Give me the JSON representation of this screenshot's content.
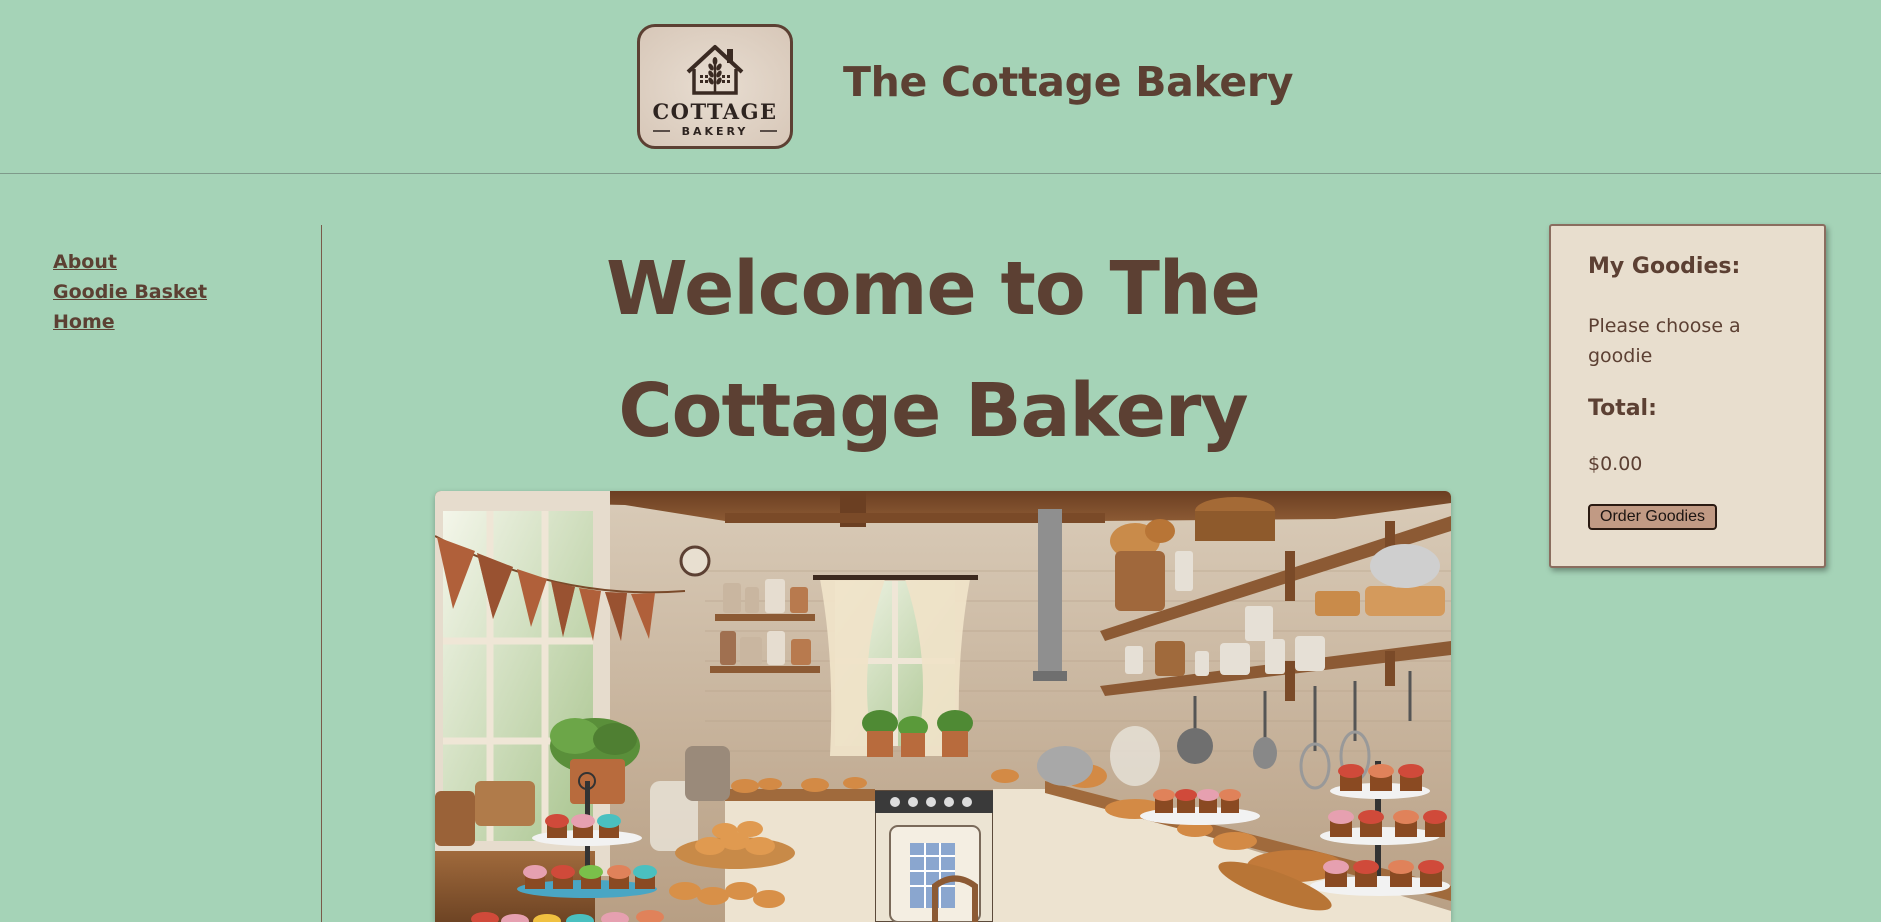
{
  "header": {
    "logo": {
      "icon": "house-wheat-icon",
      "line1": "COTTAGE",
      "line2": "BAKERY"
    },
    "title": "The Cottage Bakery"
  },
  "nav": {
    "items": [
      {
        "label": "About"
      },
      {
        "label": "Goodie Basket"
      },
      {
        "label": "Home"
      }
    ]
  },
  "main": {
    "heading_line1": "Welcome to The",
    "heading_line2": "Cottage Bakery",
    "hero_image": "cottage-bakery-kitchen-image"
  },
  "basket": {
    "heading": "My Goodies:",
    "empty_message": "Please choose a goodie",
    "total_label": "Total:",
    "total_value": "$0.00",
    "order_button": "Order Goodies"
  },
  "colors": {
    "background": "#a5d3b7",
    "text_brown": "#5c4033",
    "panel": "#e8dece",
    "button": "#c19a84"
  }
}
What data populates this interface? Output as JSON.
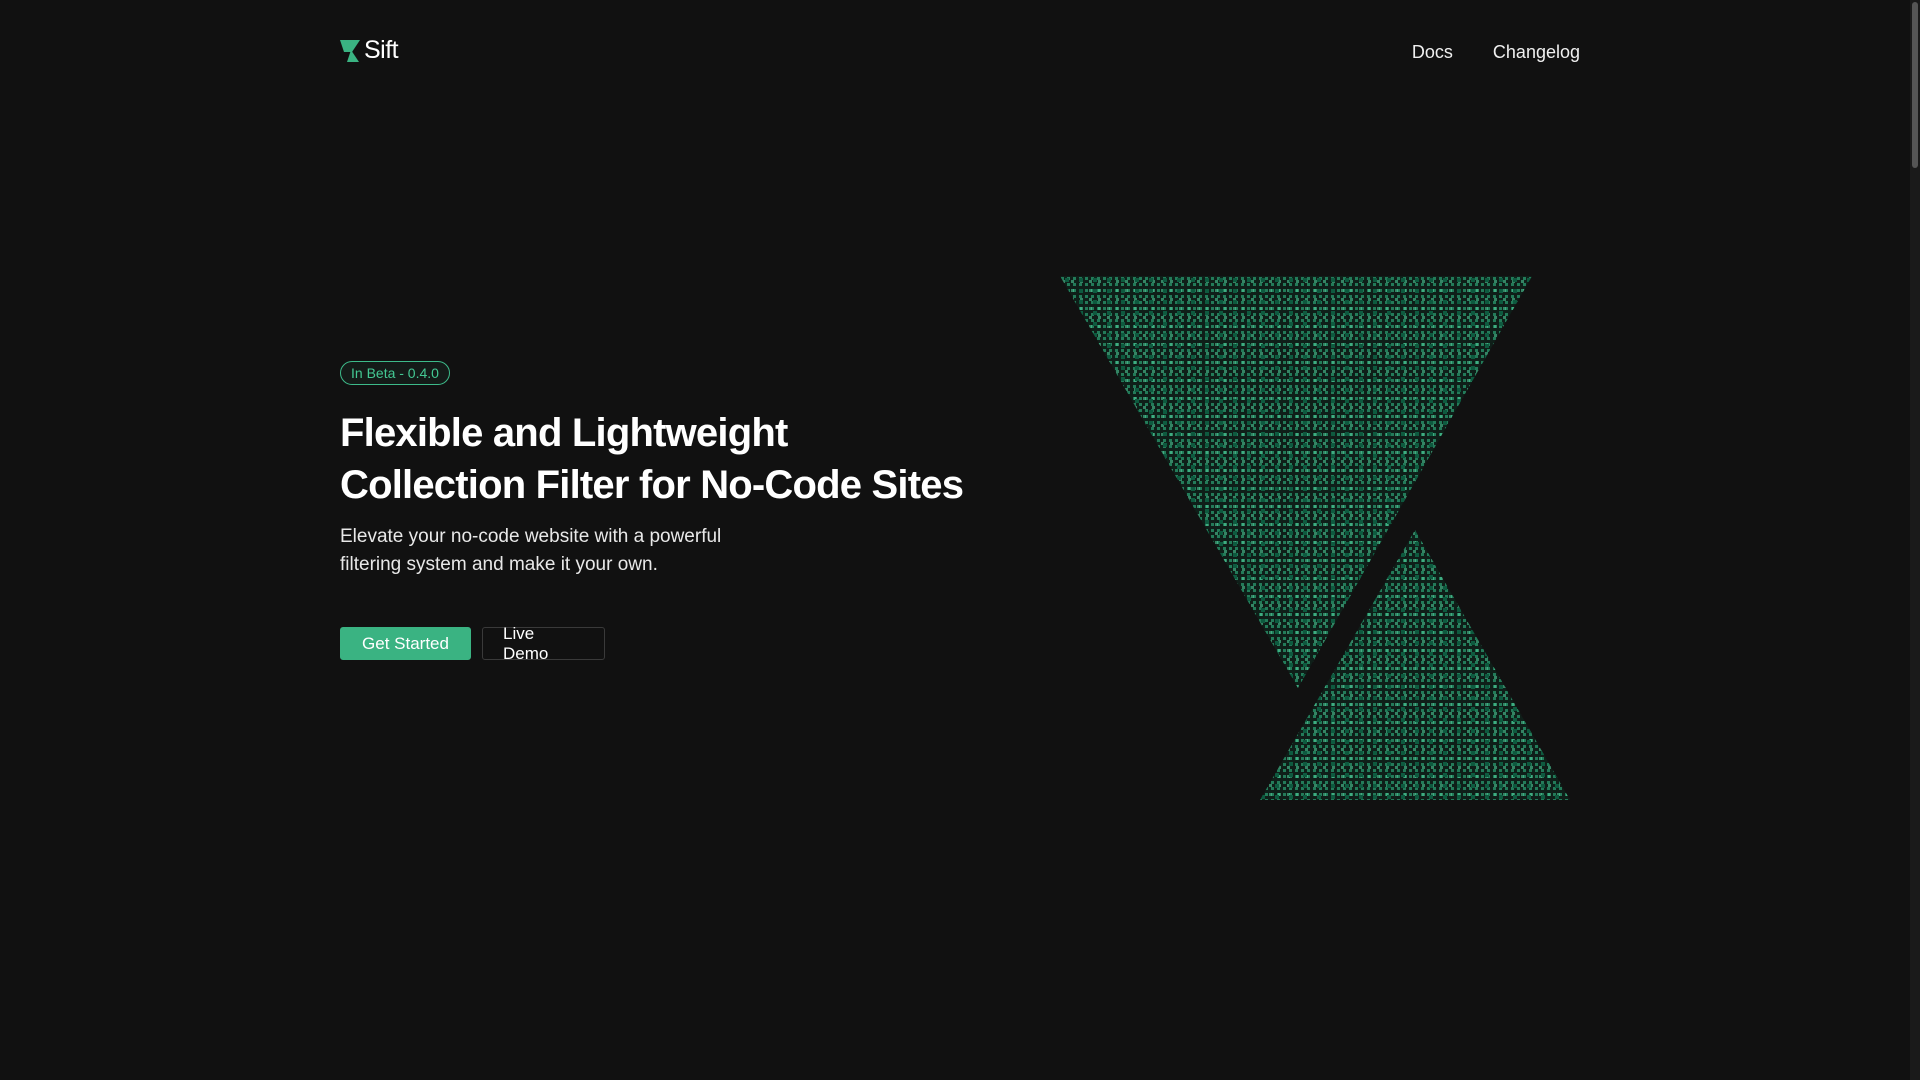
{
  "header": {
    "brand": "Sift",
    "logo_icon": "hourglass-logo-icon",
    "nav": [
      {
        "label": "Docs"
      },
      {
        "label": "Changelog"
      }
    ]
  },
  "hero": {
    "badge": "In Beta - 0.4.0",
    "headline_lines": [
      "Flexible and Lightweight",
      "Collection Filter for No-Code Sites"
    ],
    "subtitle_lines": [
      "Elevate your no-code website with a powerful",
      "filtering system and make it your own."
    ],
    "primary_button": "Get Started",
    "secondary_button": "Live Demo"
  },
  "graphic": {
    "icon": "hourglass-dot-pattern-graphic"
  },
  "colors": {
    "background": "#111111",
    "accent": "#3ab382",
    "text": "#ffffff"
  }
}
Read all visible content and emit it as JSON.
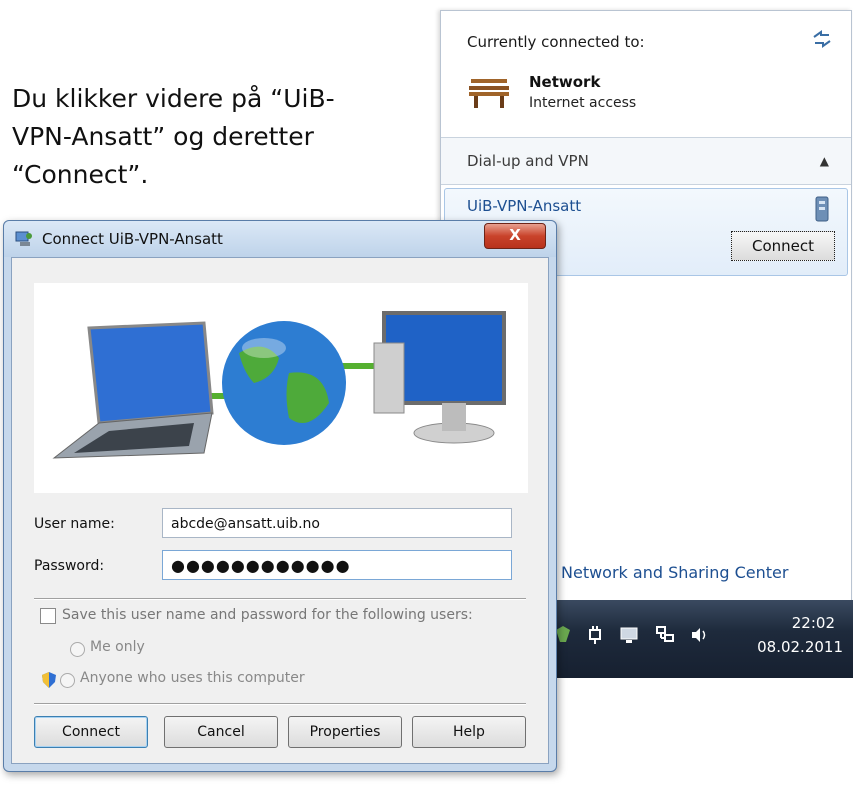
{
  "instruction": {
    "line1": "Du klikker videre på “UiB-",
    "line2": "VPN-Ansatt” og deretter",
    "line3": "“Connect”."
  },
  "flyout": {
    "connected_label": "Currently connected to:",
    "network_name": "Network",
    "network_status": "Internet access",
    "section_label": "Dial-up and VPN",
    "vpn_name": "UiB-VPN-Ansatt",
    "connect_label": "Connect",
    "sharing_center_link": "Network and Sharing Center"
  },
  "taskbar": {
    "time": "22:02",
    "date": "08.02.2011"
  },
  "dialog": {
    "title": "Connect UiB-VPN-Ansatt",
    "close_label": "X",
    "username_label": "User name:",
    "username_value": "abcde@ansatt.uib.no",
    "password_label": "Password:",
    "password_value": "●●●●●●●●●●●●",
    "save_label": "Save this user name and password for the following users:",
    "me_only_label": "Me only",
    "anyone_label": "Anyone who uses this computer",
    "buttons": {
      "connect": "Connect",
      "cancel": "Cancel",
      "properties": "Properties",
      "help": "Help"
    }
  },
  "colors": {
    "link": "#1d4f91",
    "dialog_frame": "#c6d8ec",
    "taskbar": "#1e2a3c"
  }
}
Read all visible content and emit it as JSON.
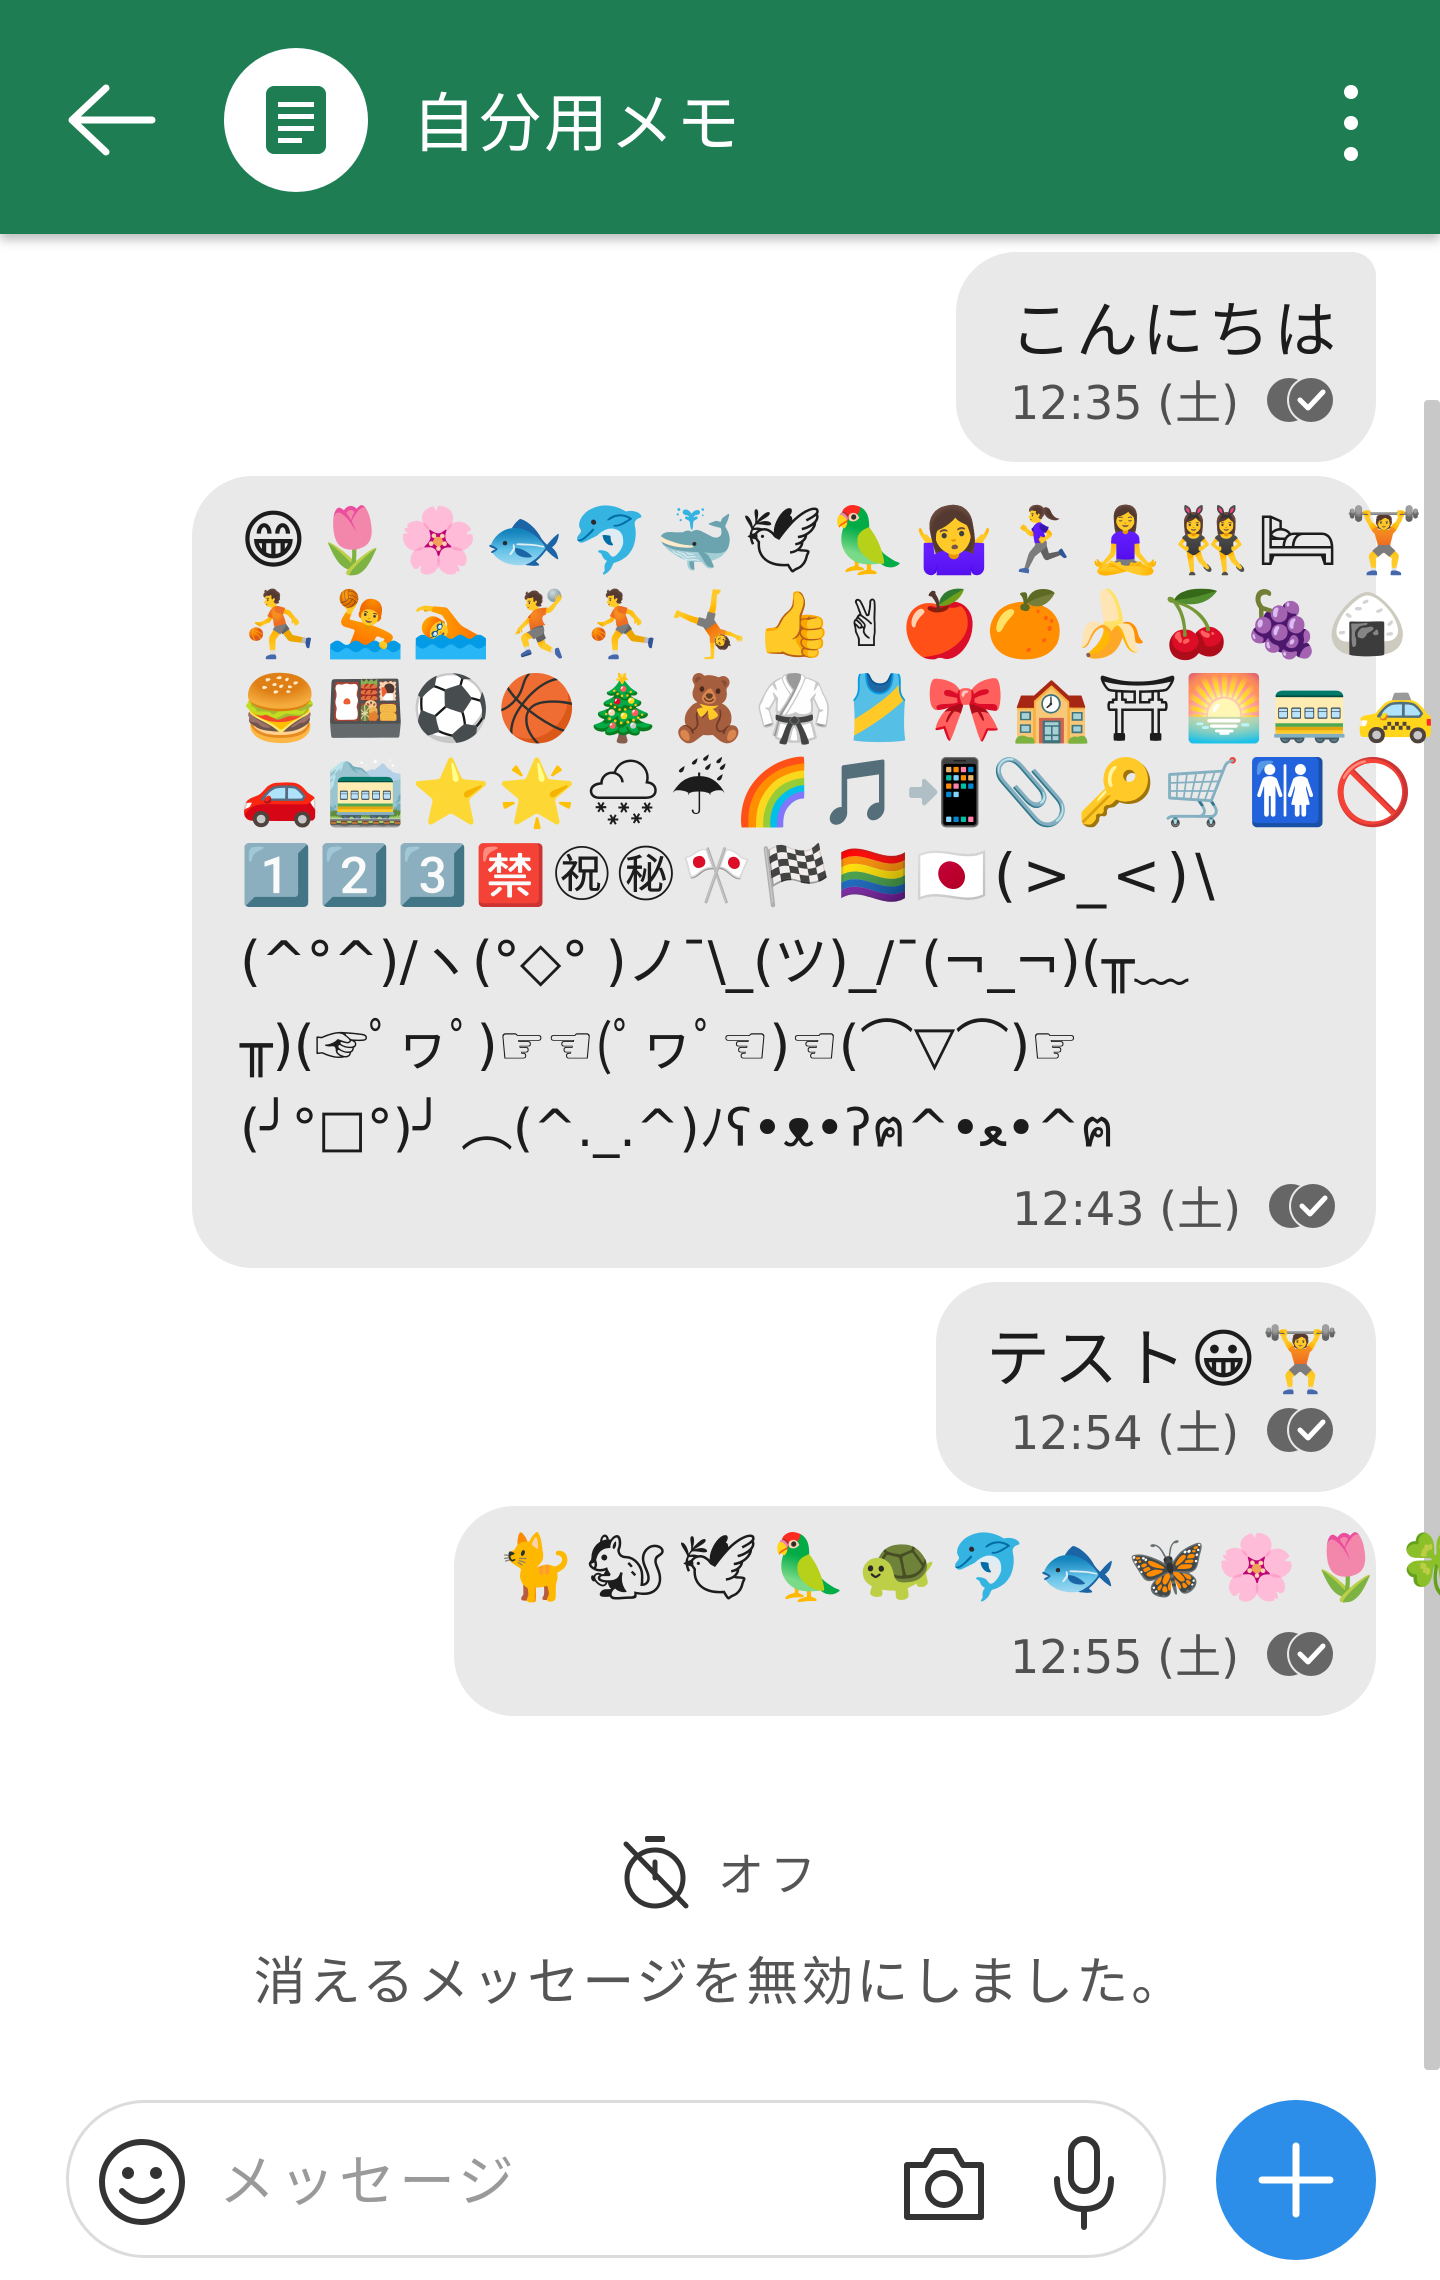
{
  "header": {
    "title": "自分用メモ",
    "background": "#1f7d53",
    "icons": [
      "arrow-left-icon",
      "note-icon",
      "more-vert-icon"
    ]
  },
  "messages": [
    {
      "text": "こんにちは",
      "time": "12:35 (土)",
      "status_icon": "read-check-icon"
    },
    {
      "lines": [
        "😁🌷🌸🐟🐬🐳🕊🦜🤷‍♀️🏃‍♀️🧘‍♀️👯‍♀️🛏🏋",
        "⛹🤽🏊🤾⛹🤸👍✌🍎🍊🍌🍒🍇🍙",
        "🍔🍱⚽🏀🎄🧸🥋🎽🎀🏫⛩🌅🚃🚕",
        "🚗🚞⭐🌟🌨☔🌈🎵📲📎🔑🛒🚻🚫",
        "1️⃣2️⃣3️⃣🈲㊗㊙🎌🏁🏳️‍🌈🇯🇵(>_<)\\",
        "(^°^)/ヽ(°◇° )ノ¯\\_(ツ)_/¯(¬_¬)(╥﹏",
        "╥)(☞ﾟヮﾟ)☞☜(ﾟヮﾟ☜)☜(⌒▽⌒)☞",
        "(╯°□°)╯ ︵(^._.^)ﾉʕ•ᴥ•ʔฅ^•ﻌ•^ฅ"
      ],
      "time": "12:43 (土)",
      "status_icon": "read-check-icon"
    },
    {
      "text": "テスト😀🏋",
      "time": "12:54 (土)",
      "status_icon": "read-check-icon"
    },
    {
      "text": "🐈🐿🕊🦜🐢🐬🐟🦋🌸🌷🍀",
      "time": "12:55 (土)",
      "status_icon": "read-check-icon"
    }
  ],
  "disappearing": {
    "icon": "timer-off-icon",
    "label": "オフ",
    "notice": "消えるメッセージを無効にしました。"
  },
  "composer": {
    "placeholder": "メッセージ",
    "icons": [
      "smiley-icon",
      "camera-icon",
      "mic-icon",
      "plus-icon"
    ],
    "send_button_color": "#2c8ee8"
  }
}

* **Objective**:
Pull out every line above that holds the word "your".

* **Solution for this task**:
      "Elevate your no-code website with a powerful",
      "filtering system and make it your own."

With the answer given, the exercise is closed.